* [Task requirements] Scan the entries below. List each line with "sujetos".

Stored data
* * * * * * * * *
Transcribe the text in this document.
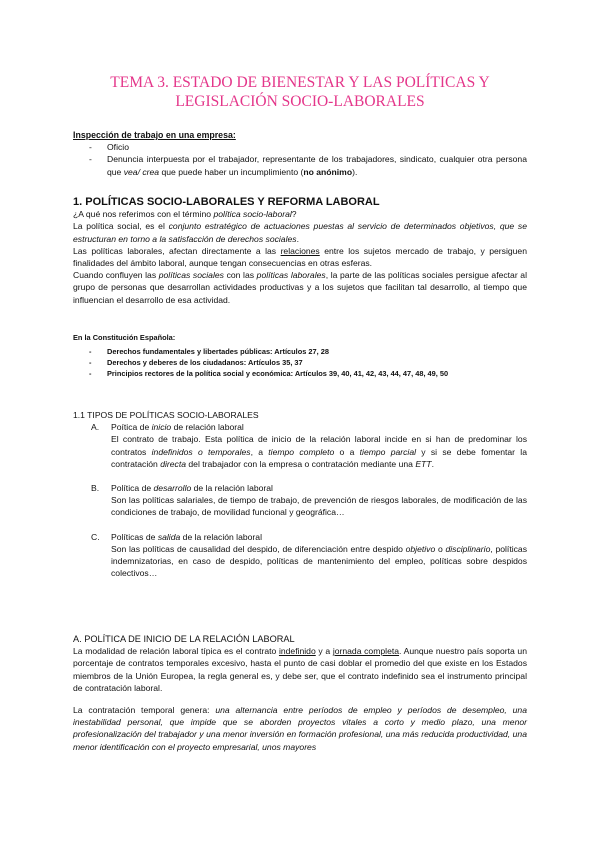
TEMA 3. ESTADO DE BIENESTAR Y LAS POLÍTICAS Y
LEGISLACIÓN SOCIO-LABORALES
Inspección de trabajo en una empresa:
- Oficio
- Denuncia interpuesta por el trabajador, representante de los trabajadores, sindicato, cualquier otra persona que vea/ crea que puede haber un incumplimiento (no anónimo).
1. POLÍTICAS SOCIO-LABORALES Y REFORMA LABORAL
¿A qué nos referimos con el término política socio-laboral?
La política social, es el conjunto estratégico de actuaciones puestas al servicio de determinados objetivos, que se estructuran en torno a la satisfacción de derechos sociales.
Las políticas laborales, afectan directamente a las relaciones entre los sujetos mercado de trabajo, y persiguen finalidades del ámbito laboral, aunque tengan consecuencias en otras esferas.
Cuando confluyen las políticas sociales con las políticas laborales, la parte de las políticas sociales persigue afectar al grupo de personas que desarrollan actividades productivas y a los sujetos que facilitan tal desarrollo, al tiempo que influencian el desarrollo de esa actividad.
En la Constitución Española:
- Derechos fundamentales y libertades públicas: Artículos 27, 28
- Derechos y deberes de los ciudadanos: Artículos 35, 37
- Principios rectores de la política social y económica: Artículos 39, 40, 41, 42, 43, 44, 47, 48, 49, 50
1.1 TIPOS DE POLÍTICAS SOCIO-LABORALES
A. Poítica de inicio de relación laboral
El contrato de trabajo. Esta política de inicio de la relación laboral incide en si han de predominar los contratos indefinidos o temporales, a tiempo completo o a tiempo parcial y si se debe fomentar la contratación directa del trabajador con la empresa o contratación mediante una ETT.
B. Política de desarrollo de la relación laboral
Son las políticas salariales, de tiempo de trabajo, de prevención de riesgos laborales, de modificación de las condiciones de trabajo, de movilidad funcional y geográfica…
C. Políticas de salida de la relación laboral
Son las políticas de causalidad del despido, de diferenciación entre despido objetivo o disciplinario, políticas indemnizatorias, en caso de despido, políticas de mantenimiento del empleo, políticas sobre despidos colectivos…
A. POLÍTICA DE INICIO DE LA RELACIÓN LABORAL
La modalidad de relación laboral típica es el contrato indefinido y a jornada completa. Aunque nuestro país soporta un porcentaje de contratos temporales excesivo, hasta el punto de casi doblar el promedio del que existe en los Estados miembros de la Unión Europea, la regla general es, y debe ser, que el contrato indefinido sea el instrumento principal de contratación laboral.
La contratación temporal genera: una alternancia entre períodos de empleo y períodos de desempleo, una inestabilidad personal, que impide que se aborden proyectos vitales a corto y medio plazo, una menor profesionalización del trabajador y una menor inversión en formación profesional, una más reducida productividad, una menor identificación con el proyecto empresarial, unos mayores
* * * * * * * * *
* [The solution]
Las políticas laborales, afectan directamente a las relaciones entre los sujetos mercado de trabajo, y persiguen finalidades del ámbito laboral, aunque tengan consecuencias en otras esferas.
Cuando confluyen las políticas sociales con las políticas laborales, la parte de las políticas sociales persigue afectar al grupo de personas que desarrollan actividades productivas y a los sujetos que facilitan tal desarrollo, al tiempo que influencian el desarrollo de esa actividad.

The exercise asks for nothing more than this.